- **WHAT NEEDS TO BE DONE**
Please output every line of the material as it stands, without the pictures.

- **MATERIAL FOR THIS EXERCISE**
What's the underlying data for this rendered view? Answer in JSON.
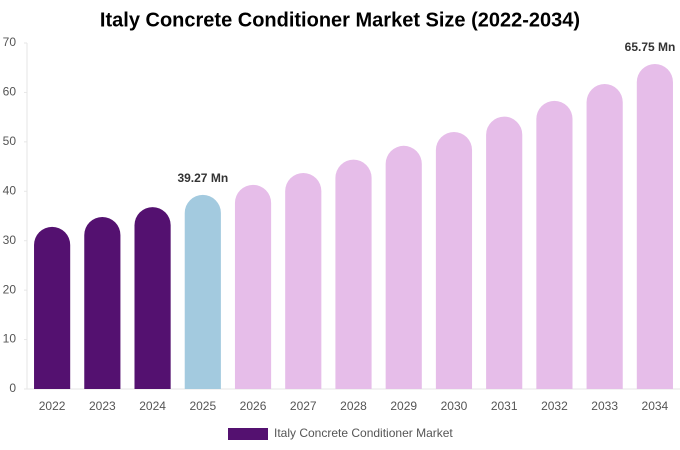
{
  "chart_data": {
    "type": "bar",
    "title": "Italy Concrete Conditioner Market Size (2022-2034)",
    "categories": [
      "2022",
      "2023",
      "2024",
      "2025",
      "2026",
      "2027",
      "2028",
      "2029",
      "2030",
      "2031",
      "2032",
      "2033",
      "2034"
    ],
    "series": [
      {
        "name": "Italy Concrete Conditioner Market",
        "color": "#541170",
        "values": [
          32.8,
          34.8,
          36.8,
          39.27,
          41.3,
          43.7,
          46.4,
          49.2,
          52.0,
          55.1,
          58.3,
          61.7,
          65.75
        ],
        "value_labels": [
          null,
          null,
          null,
          "39.27 Mn",
          null,
          null,
          null,
          null,
          null,
          null,
          null,
          null,
          "65.75 Mn"
        ],
        "colors": [
          "#541170",
          "#541170",
          "#541170",
          "#a3cadf",
          "#e6bde9",
          "#e6bde9",
          "#e6bde9",
          "#e6bde9",
          "#e6bde9",
          "#e6bde9",
          "#e6bde9",
          "#e6bde9",
          "#e6bde9"
        ]
      }
    ],
    "ylim": [
      0,
      70
    ],
    "yticks": [
      0,
      10,
      20,
      30,
      40,
      50,
      60,
      70
    ],
    "grid": false
  }
}
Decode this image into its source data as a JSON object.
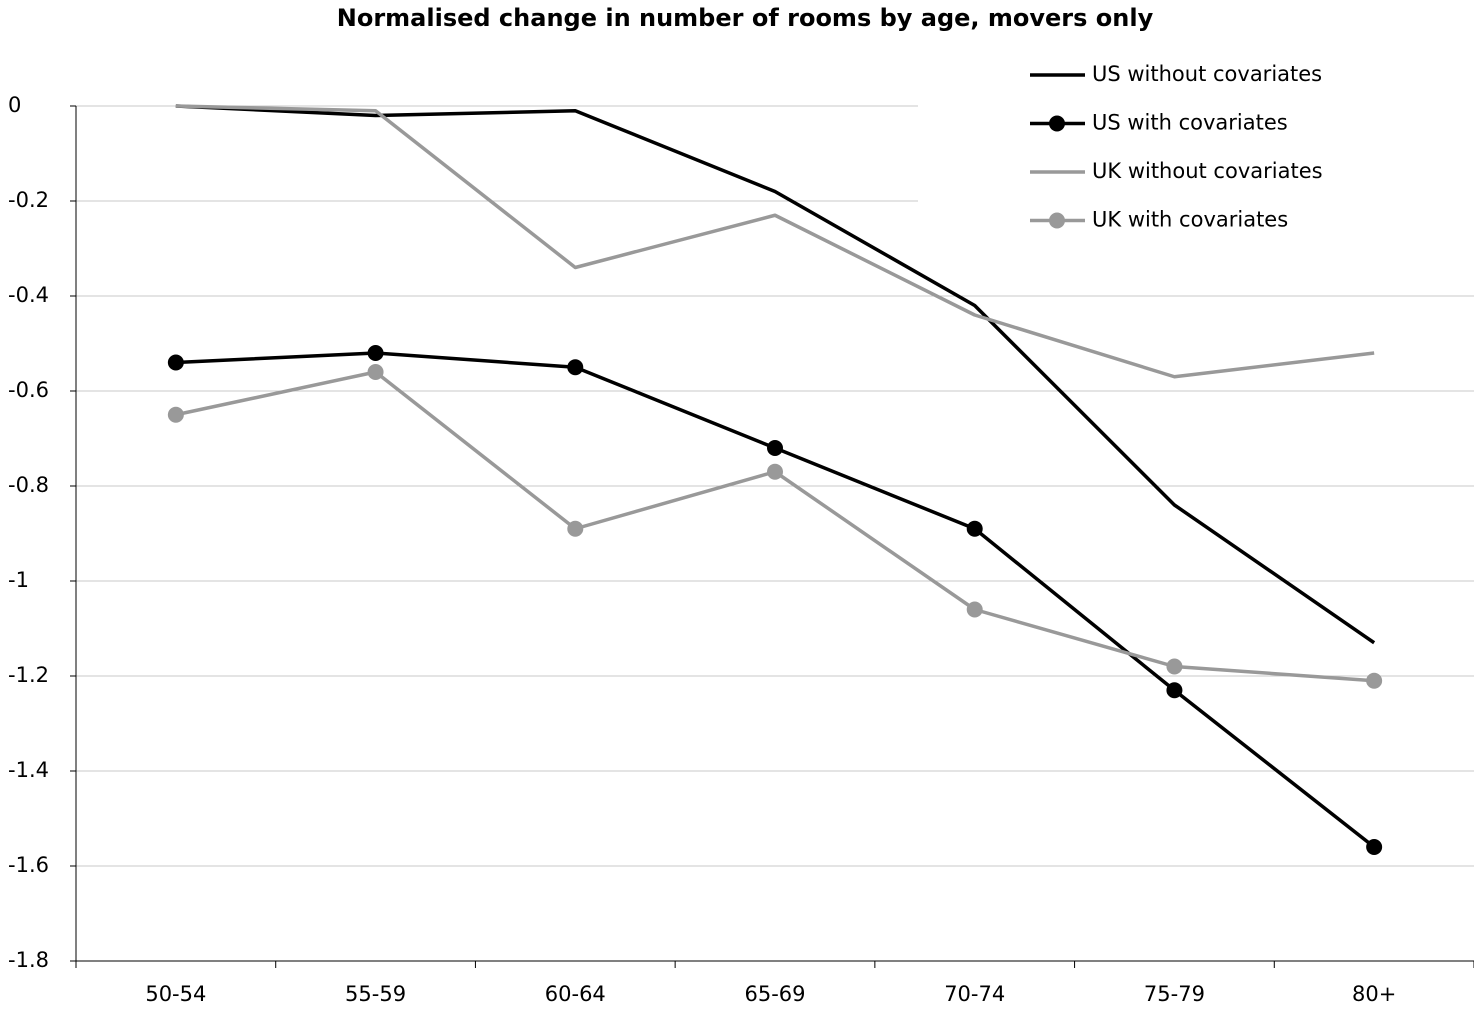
{
  "chart_data": {
    "type": "line",
    "title": "Normalised change in number of rooms by age, movers only",
    "categories": [
      "50-54",
      "55-59",
      "60-64",
      "65-69",
      "70-74",
      "75-79",
      "80+"
    ],
    "series": [
      {
        "name": "US without covariates",
        "color": "#000000",
        "marker": false,
        "values": [
          0,
          -0.02,
          -0.01,
          -0.18,
          -0.42,
          -0.84,
          -1.13
        ]
      },
      {
        "name": "US with covariates",
        "color": "#000000",
        "marker": true,
        "values": [
          -0.54,
          -0.52,
          -0.55,
          -0.72,
          -0.89,
          -1.23,
          -1.56
        ]
      },
      {
        "name": "UK without covariates",
        "color": "#999999",
        "marker": false,
        "values": [
          0,
          -0.01,
          -0.34,
          -0.23,
          -0.44,
          -0.57,
          -0.52
        ]
      },
      {
        "name": "UK with covariates",
        "color": "#999999",
        "marker": true,
        "values": [
          -0.65,
          -0.56,
          -0.89,
          -0.77,
          -1.06,
          -1.18,
          -1.21
        ]
      }
    ],
    "ylim": [
      -1.8,
      0
    ],
    "yticks": [
      0,
      -0.2,
      -0.4,
      -0.6,
      -0.8,
      -1,
      -1.2,
      -1.4,
      -1.6,
      -1.8
    ],
    "grid": true,
    "legend": "top-right"
  }
}
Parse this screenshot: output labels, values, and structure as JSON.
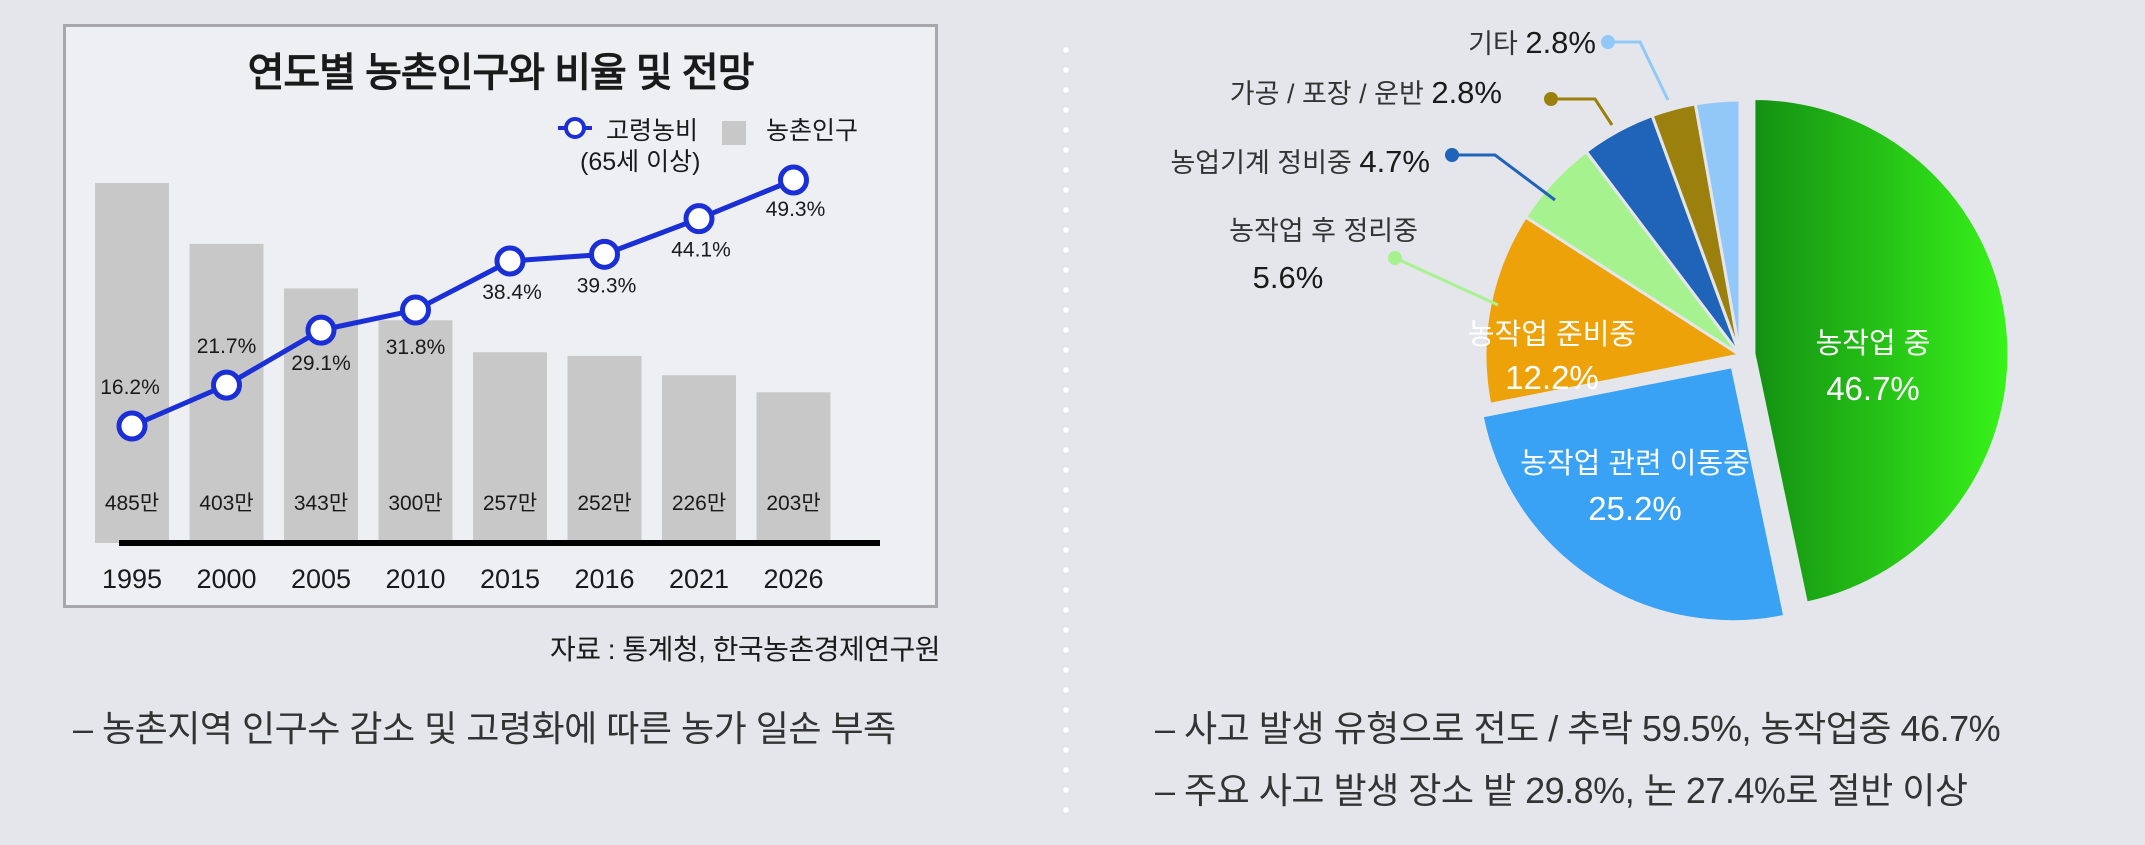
{
  "left_panel": {
    "title": "연도별 농촌인구와 비율 및 전망",
    "legend": {
      "line_label": "고령농비",
      "line_sublabel": "(65세 이상)",
      "bar_label": "농촌인구"
    },
    "source": "자료 : 통계청, 한국농촌경제연구원",
    "note": "– 농촌지역 인구수 감소 및 고령화에 따른 농가 일손 부족"
  },
  "right_panel": {
    "notes": [
      "– 사고 발생 유형으로 전도 / 추락 59.5%, 농작업중 46.7%",
      "– 주요 사고 발생 장소 밭 29.8%, 논 27.4%로 절반 이상"
    ]
  },
  "colors": {
    "bar": "#c8c8c8",
    "line": "#1a2fd6",
    "baseline": "#000000",
    "pie_field": [
      "#1e9e12",
      "#3aa2f4",
      "#eea20a",
      "#a6f28f",
      "#1f64b8",
      "#9c800e",
      "#92c8f7"
    ]
  },
  "chart_data": [
    {
      "type": "bar",
      "categories": [
        "1995",
        "2000",
        "2005",
        "2010",
        "2015",
        "2016",
        "2021",
        "2026"
      ],
      "series": [
        {
          "name": "농촌인구",
          "values": [
            485,
            403,
            343,
            300,
            257,
            252,
            226,
            203
          ],
          "labels": [
            "485만",
            "403만",
            "343만",
            "300만",
            "257만",
            "252만",
            "226만",
            "203만"
          ]
        },
        {
          "name": "고령농비",
          "type": "line",
          "values": [
            16.2,
            21.7,
            29.1,
            31.8,
            38.4,
            39.3,
            44.1,
            49.3
          ],
          "labels": [
            "16.2%",
            "21.7%",
            "29.1%",
            "31.8%",
            "38.4%",
            "39.3%",
            "44.1%",
            "49.3%"
          ]
        }
      ],
      "title": "연도별 농촌인구와 비율 및 전망",
      "grid": false,
      "legend_position": "top-right"
    },
    {
      "type": "pie",
      "slices": [
        {
          "label": "농작업 중",
          "value": 46.7,
          "value_label": "46.7%",
          "color": "#1e9e12",
          "exploded": true
        },
        {
          "label": "농작업 관련 이동중",
          "value": 25.2,
          "value_label": "25.2%",
          "color": "#3aa2f4",
          "exploded": true
        },
        {
          "label": "농작업 준비중",
          "value": 12.2,
          "value_label": "12.2%",
          "color": "#eea20a",
          "exploded": false
        },
        {
          "label": "농작업 후 정리중",
          "value": 5.6,
          "value_label": "5.6%",
          "color": "#a6f28f",
          "exploded": false
        },
        {
          "label": "농업기계 정비중",
          "value": 4.7,
          "value_label": "4.7%",
          "color": "#1f64b8",
          "exploded": false
        },
        {
          "label": "가공 / 포장 / 운반",
          "value": 2.8,
          "value_label": "2.8%",
          "color": "#9c800e",
          "exploded": false
        },
        {
          "label": "기타",
          "value": 2.8,
          "value_label": "2.8%",
          "color": "#92c8f7",
          "exploded": false
        }
      ]
    }
  ]
}
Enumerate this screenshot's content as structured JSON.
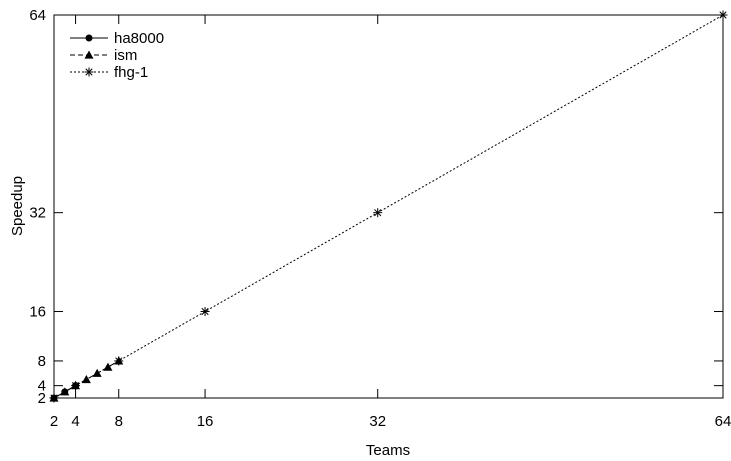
{
  "chart_data": {
    "type": "line",
    "xlabel": "Teams",
    "ylabel": "Speedup",
    "xlim": [
      2,
      64
    ],
    "ylim": [
      2,
      64
    ],
    "xticks": [
      2,
      4,
      8,
      16,
      32,
      64
    ],
    "yticks": [
      2,
      4,
      8,
      16,
      32,
      64
    ],
    "grid": false,
    "legend_position": "top-left",
    "series": [
      {
        "name": "ha8000",
        "line_style": "solid",
        "marker": "filled-circle",
        "x": [
          2,
          3,
          4
        ],
        "y": [
          2,
          3,
          4
        ]
      },
      {
        "name": "ism",
        "line_style": "dashed",
        "marker": "filled-triangle",
        "x": [
          2,
          3,
          4,
          5,
          6,
          7,
          8
        ],
        "y": [
          2,
          3,
          4,
          5,
          6,
          7,
          8
        ]
      },
      {
        "name": "fhg-1",
        "line_style": "dotted",
        "marker": "asterisk",
        "x": [
          2,
          4,
          8,
          16,
          32,
          64
        ],
        "y": [
          2,
          4,
          8,
          16,
          32,
          64
        ]
      }
    ]
  }
}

- **EXERCISE SOLUTION**
What's the underlying data for this rendered view? Answer in JSON.
{
  "chart_data": {
    "type": "bar",
    "title": "Italy Concrete Conditioner Market Size (2022-2034)",
    "categories": [
      "2022",
      "2023",
      "2024",
      "2025",
      "2026",
      "2027",
      "2028",
      "2029",
      "2030",
      "2031",
      "2032",
      "2033",
      "2034"
    ],
    "series": [
      {
        "name": "Italy Concrete Conditioner Market",
        "color": "#541170",
        "values": [
          32.8,
          34.8,
          36.8,
          39.27,
          41.3,
          43.7,
          46.4,
          49.2,
          52.0,
          55.1,
          58.3,
          61.7,
          65.75
        ],
        "value_labels": [
          null,
          null,
          null,
          "39.27 Mn",
          null,
          null,
          null,
          null,
          null,
          null,
          null,
          null,
          "65.75 Mn"
        ],
        "colors": [
          "#541170",
          "#541170",
          "#541170",
          "#a3cadf",
          "#e6bde9",
          "#e6bde9",
          "#e6bde9",
          "#e6bde9",
          "#e6bde9",
          "#e6bde9",
          "#e6bde9",
          "#e6bde9",
          "#e6bde9"
        ]
      }
    ],
    "ylim": [
      0,
      70
    ],
    "yticks": [
      0,
      10,
      20,
      30,
      40,
      50,
      60,
      70
    ],
    "grid": false
  }
}
Decode this image into its source data as a JSON object.
{
  "chart_data": {
    "type": "line",
    "title": "Normalised change in number of rooms by age, movers only",
    "categories": [
      "50-54",
      "55-59",
      "60-64",
      "65-69",
      "70-74",
      "75-79",
      "80+"
    ],
    "series": [
      {
        "name": "US without covariates",
        "color": "#000000",
        "marker": false,
        "values": [
          0,
          -0.02,
          -0.01,
          -0.18,
          -0.42,
          -0.84,
          -1.13
        ]
      },
      {
        "name": "US with covariates",
        "color": "#000000",
        "marker": true,
        "values": [
          -0.54,
          -0.52,
          -0.55,
          -0.72,
          -0.89,
          -1.23,
          -1.56
        ]
      },
      {
        "name": "UK without covariates",
        "color": "#999999",
        "marker": false,
        "values": [
          0,
          -0.01,
          -0.34,
          -0.23,
          -0.44,
          -0.57,
          -0.52
        ]
      },
      {
        "name": "UK with covariates",
        "color": "#999999",
        "marker": true,
        "values": [
          -0.65,
          -0.56,
          -0.89,
          -0.77,
          -1.06,
          -1.18,
          -1.21
        ]
      }
    ],
    "ylim": [
      -1.8,
      0
    ],
    "yticks": [
      0,
      -0.2,
      -0.4,
      -0.6,
      -0.8,
      -1,
      -1.2,
      -1.4,
      -1.6,
      -1.8
    ],
    "grid": true,
    "legend": "top-right"
  }
}
Parse this screenshot: output labels, values, and structure as JSON.
{
  "left_panel": {
    "title": "연도별 농촌인구와 비율 및 전망",
    "legend": {
      "line_label": "고령농비",
      "line_sublabel": "(65세 이상)",
      "bar_label": "농촌인구"
    },
    "source": "자료 : 통계청, 한국농촌경제연구원",
    "note": "– 농촌지역 인구수 감소 및 고령화에 따른 농가 일손 부족"
  },
  "right_panel": {
    "notes": [
      "– 사고 발생 유형으로 전도 / 추락 59.5%, 농작업중 46.7%",
      "– 주요 사고 발생 장소 밭 29.8%, 논 27.4%로 절반 이상"
    ]
  },
  "colors": {
    "bar": "#c8c8c8",
    "line": "#1a2fd6",
    "baseline": "#000000",
    "pie_field": [
      "#1e9e12",
      "#3aa2f4",
      "#eea20a",
      "#a6f28f",
      "#1f64b8",
      "#9c800e",
      "#92c8f7"
    ]
  },
  "chart_data": [
    {
      "type": "bar",
      "categories": [
        "1995",
        "2000",
        "2005",
        "2010",
        "2015",
        "2016",
        "2021",
        "2026"
      ],
      "series": [
        {
          "name": "농촌인구",
          "values": [
            485,
            403,
            343,
            300,
            257,
            252,
            226,
            203
          ],
          "labels": [
            "485만",
            "403만",
            "343만",
            "300만",
            "257만",
            "252만",
            "226만",
            "203만"
          ]
        },
        {
          "name": "고령농비",
          "type": "line",
          "values": [
            16.2,
            21.7,
            29.1,
            31.8,
            38.4,
            39.3,
            44.1,
            49.3
          ],
          "labels": [
            "16.2%",
            "21.7%",
            "29.1%",
            "31.8%",
            "38.4%",
            "39.3%",
            "44.1%",
            "49.3%"
          ]
        }
      ],
      "title": "연도별 농촌인구와 비율 및 전망",
      "grid": false,
      "legend_position": "top-right"
    },
    {
      "type": "pie",
      "slices": [
        {
          "label": "농작업 중",
          "value": 46.7,
          "value_label": "46.7%",
          "color": "#1e9e12",
          "exploded": true
        },
        {
          "label": "농작업 관련 이동중",
          "value": 25.2,
          "value_label": "25.2%",
          "color": "#3aa2f4",
          "exploded": true
        },
        {
          "label": "농작업 준비중",
          "value": 12.2,
          "value_label": "12.2%",
          "color": "#eea20a",
          "exploded": false
        },
        {
          "label": "농작업 후 정리중",
          "value": 5.6,
          "value_label": "5.6%",
          "color": "#a6f28f",
          "exploded": false
        },
        {
          "label": "농업기계 정비중",
          "value": 4.7,
          "value_label": "4.7%",
          "color": "#1f64b8",
          "exploded": false
        },
        {
          "label": "가공 / 포장 / 운반",
          "value": 2.8,
          "value_label": "2.8%",
          "color": "#9c800e",
          "exploded": false
        },
        {
          "label": "기타",
          "value": 2.8,
          "value_label": "2.8%",
          "color": "#92c8f7",
          "exploded": false
        }
      ]
    }
  ]
}
Enumerate this screenshot's content as structured JSON.
{
  "chart_data": {
    "type": "line",
    "xlabel": "Teams",
    "ylabel": "Speedup",
    "xlim": [
      2,
      64
    ],
    "ylim": [
      2,
      64
    ],
    "xticks": [
      2,
      4,
      8,
      16,
      32,
      64
    ],
    "yticks": [
      2,
      4,
      8,
      16,
      32,
      64
    ],
    "grid": false,
    "legend_position": "top-left",
    "series": [
      {
        "name": "ha8000",
        "line_style": "solid",
        "marker": "filled-circle",
        "x": [
          2,
          3,
          4
        ],
        "y": [
          2,
          3,
          4
        ]
      },
      {
        "name": "ism",
        "line_style": "dashed",
        "marker": "filled-triangle",
        "x": [
          2,
          3,
          4,
          5,
          6,
          7,
          8
        ],
        "y": [
          2,
          3,
          4,
          5,
          6,
          7,
          8
        ]
      },
      {
        "name": "fhg-1",
        "line_style": "dotted",
        "marker": "asterisk",
        "x": [
          2,
          4,
          8,
          16,
          32,
          64
        ],
        "y": [
          2,
          4,
          8,
          16,
          32,
          64
        ]
      }
    ]
  }
}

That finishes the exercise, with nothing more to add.